■ Source data
*** Begin section ***
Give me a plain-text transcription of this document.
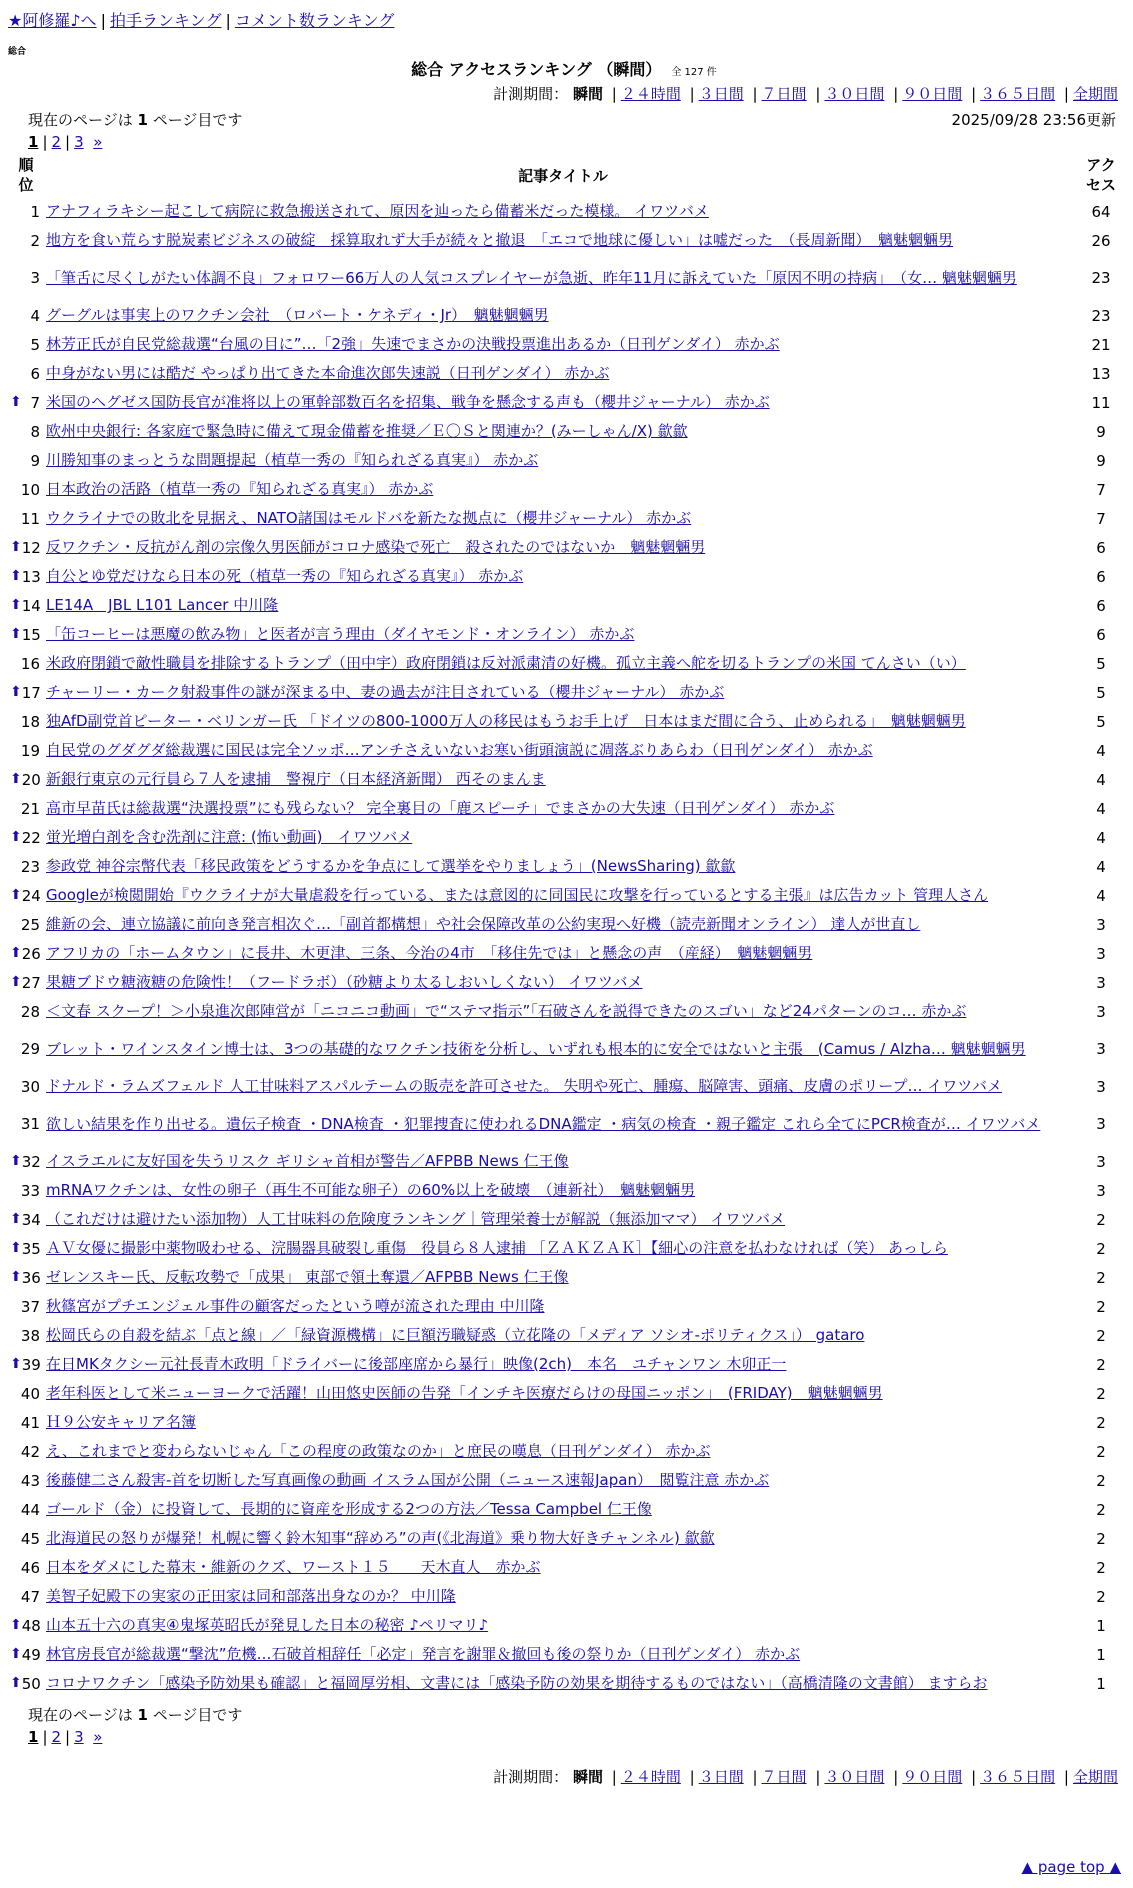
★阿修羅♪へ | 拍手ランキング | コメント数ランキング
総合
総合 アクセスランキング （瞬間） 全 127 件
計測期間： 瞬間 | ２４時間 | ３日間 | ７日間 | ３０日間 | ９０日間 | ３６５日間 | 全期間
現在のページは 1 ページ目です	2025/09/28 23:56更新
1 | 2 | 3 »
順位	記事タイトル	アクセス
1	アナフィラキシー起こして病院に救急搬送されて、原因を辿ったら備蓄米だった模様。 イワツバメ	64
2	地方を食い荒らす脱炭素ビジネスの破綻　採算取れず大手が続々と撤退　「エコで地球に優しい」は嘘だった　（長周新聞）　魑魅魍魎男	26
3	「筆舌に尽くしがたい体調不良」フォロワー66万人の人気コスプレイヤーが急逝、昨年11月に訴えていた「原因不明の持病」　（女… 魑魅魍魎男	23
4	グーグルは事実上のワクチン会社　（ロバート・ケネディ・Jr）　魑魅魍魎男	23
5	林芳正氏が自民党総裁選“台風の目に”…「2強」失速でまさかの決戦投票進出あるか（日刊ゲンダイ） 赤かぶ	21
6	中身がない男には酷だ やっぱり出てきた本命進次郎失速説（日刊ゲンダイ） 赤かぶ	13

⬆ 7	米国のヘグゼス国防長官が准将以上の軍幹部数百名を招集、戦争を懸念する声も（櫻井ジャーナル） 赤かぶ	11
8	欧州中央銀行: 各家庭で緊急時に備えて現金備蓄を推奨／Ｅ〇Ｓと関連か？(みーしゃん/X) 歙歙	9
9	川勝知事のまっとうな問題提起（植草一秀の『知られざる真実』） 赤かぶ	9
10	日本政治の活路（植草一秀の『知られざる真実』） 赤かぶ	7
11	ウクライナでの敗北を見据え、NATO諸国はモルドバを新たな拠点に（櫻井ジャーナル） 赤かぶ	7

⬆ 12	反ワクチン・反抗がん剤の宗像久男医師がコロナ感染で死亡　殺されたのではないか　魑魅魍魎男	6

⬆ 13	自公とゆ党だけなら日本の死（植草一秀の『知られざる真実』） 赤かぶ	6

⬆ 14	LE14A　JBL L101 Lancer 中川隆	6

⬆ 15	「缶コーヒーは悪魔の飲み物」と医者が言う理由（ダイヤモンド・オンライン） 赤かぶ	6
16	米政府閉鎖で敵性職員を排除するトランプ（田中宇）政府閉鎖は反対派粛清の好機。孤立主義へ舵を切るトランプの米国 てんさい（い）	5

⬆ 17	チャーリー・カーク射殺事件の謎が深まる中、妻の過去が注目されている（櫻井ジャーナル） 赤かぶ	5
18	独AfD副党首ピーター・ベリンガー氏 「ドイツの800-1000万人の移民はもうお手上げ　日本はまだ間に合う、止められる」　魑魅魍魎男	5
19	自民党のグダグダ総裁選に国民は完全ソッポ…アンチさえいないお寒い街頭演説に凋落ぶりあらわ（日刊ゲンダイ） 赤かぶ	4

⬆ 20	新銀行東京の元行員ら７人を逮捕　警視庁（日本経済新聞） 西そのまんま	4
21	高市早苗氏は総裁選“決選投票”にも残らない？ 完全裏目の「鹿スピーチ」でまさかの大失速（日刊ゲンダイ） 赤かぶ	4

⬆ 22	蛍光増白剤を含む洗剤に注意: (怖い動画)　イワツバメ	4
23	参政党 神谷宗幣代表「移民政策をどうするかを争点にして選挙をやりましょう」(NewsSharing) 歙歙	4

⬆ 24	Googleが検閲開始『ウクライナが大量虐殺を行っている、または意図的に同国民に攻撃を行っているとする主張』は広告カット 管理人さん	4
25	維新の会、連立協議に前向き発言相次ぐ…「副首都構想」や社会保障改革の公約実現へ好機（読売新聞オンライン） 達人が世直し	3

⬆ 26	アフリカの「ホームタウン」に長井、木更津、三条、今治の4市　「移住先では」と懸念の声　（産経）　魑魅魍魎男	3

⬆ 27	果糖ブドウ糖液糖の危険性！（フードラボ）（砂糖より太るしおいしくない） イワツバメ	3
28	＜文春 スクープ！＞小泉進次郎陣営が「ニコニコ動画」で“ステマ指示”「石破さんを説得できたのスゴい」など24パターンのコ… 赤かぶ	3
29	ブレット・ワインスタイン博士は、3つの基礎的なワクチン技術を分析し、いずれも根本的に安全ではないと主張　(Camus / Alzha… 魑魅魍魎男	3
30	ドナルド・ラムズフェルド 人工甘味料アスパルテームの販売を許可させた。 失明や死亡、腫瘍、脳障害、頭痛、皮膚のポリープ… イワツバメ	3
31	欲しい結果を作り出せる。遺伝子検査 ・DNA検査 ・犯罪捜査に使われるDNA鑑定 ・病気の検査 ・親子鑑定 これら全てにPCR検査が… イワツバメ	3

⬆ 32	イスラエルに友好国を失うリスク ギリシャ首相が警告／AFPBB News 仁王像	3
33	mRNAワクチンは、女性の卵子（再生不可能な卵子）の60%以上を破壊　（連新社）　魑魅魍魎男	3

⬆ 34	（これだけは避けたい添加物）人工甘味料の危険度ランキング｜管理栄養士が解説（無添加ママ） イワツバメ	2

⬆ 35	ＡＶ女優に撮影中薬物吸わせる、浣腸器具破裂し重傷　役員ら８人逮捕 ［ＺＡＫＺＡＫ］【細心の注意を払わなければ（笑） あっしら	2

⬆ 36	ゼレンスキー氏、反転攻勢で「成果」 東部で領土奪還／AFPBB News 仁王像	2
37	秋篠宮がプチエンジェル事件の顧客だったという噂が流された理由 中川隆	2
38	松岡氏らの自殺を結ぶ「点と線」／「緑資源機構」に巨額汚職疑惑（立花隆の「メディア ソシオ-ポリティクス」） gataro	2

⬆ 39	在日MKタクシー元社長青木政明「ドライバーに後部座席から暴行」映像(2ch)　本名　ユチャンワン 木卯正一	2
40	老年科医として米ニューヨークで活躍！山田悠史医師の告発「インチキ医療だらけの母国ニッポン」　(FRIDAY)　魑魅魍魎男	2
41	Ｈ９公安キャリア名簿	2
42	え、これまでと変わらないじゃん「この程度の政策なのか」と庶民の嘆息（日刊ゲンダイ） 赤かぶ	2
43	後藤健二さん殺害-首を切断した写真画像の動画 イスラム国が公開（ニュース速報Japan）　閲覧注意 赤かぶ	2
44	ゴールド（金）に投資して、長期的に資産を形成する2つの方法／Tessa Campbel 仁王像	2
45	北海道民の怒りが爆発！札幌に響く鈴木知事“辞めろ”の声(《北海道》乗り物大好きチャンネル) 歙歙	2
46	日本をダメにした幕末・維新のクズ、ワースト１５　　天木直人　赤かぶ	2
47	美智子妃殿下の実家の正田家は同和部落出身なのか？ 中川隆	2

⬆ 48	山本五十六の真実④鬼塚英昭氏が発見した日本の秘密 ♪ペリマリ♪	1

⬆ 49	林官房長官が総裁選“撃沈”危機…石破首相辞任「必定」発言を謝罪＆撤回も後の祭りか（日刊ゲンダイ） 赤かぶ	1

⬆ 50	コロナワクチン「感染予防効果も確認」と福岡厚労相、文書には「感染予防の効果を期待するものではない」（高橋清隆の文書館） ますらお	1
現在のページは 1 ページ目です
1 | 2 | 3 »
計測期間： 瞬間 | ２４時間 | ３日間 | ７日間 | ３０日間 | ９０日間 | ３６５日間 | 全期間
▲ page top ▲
*** End section ***
*** Begin section ***
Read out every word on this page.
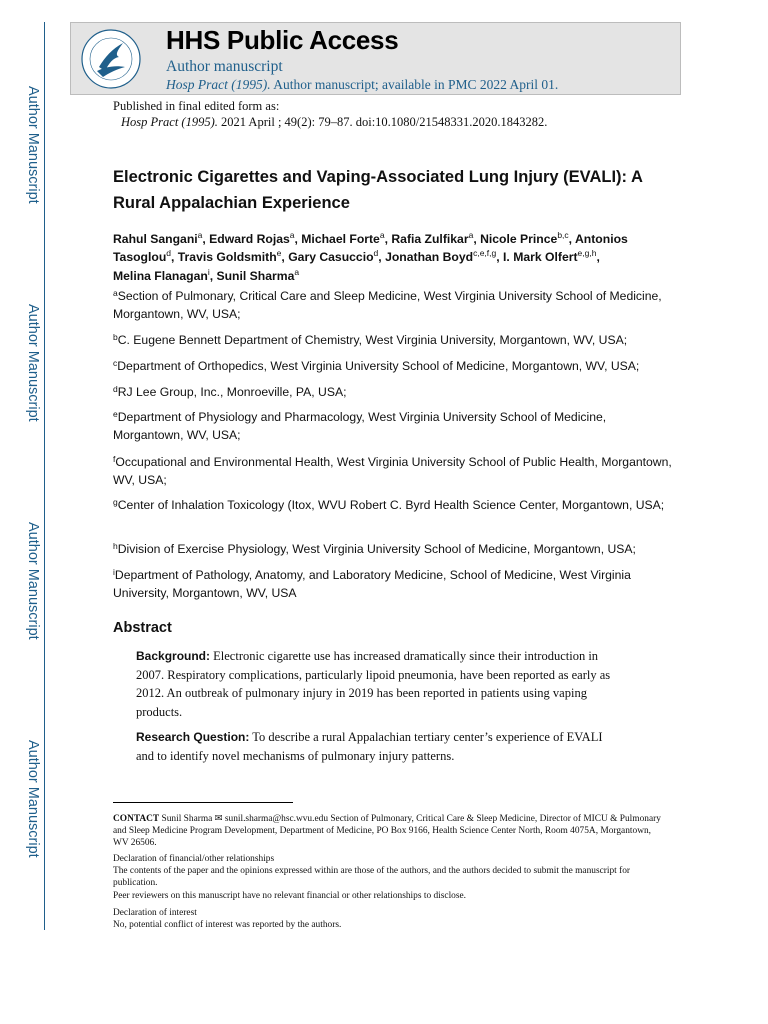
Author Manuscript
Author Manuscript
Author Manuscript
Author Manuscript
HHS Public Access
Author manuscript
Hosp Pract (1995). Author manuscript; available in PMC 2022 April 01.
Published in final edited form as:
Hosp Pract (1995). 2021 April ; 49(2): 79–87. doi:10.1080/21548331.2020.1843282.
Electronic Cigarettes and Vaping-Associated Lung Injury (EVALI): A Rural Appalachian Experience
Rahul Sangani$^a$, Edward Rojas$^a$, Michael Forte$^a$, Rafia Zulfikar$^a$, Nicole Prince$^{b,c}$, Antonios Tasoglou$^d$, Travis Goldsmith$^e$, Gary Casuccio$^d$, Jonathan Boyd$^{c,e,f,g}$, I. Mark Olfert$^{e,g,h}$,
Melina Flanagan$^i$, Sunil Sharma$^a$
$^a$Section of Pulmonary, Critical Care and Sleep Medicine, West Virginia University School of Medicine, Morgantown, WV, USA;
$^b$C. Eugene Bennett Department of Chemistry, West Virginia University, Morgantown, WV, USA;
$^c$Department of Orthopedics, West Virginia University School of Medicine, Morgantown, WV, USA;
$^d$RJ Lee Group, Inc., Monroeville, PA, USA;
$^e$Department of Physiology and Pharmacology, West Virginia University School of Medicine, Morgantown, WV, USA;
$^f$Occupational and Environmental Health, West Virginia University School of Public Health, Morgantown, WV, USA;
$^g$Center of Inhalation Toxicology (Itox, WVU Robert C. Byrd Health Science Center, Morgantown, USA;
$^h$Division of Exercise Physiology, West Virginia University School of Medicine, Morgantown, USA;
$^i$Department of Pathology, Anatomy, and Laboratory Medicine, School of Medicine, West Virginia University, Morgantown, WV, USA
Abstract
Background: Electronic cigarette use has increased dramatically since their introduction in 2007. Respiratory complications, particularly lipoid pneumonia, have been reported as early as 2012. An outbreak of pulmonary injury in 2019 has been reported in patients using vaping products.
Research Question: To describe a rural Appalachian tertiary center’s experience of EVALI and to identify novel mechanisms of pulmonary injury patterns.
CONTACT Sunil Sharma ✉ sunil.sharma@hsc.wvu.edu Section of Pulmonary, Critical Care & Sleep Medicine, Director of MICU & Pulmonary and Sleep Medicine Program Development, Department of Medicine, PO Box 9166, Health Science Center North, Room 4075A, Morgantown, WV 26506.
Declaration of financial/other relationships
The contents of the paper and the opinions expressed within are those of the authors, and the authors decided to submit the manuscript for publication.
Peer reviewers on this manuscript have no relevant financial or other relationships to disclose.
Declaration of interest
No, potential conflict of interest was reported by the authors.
*** End section ***
*** Begin section ***
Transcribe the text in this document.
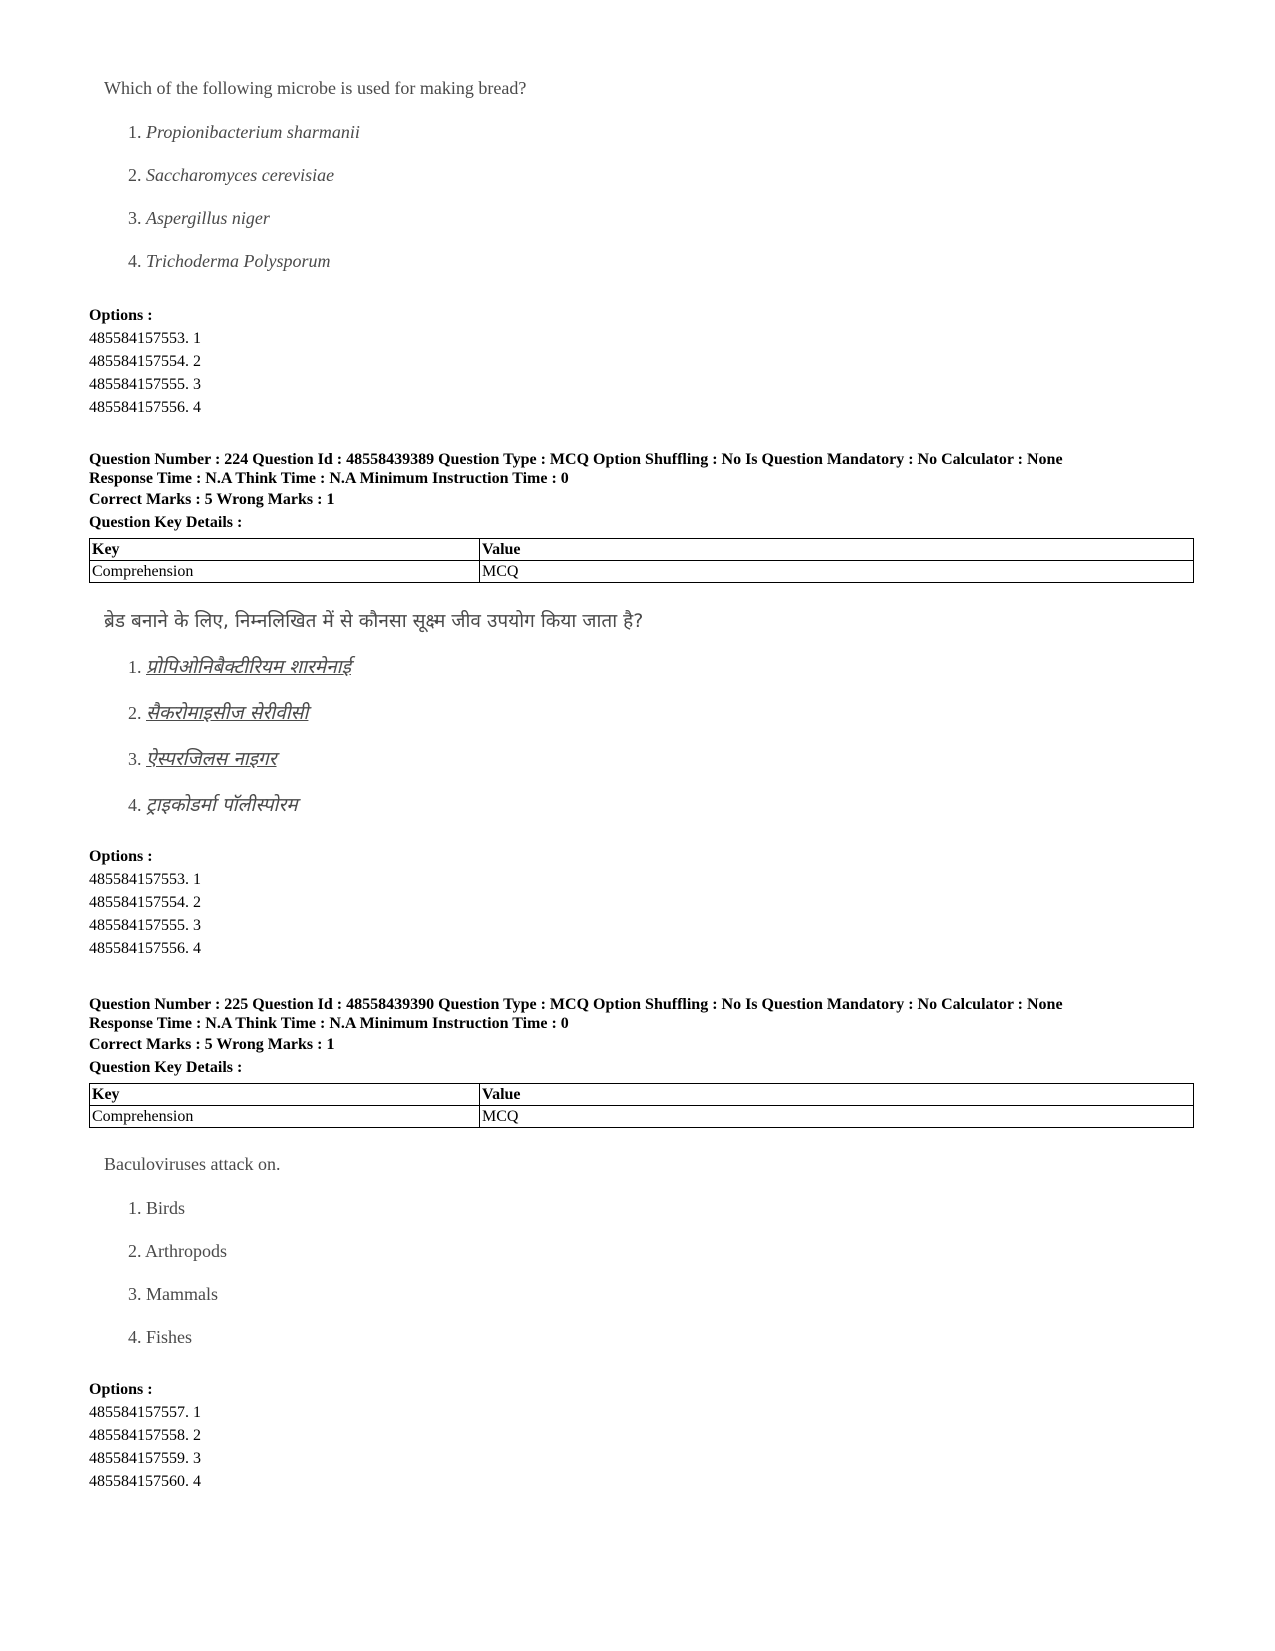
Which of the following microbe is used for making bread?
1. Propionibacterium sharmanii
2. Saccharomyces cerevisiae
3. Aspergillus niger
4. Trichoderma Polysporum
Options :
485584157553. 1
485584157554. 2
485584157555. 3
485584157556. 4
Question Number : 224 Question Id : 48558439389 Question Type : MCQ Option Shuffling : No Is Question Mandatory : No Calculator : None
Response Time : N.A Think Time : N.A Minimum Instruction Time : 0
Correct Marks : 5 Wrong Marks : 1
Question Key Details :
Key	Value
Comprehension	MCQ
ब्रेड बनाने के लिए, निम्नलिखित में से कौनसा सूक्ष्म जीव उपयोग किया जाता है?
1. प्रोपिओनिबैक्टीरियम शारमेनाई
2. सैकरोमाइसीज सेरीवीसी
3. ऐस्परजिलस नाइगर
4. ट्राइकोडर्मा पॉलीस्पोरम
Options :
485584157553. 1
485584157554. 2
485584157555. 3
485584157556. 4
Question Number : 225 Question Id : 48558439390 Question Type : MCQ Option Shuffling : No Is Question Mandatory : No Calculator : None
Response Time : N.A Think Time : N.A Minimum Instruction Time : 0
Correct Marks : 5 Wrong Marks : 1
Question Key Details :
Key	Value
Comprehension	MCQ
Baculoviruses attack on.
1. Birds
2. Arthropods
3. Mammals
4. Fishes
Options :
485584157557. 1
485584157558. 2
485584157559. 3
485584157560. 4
*** End section ***
■ What you need to do
In which lines of the records does the word "Sleep" appear? Copy each of them.

■ Final answer
$^a$Section of Pulmonary, Critical Care and Sleep Medicine, West Virginia University School of Medicine, Morgantown, WV, USA;
CONTACT Sunil Sharma ✉ sunil.sharma@hsc.wvu.edu Section of Pulmonary, Critical Care & Sleep Medicine, Director of MICU & Pulmonary and Sleep Medicine Program Development, Department of Medicine, PO Box 9166, Health Science Center North, Room 4075A, Morgantown, WV 26506.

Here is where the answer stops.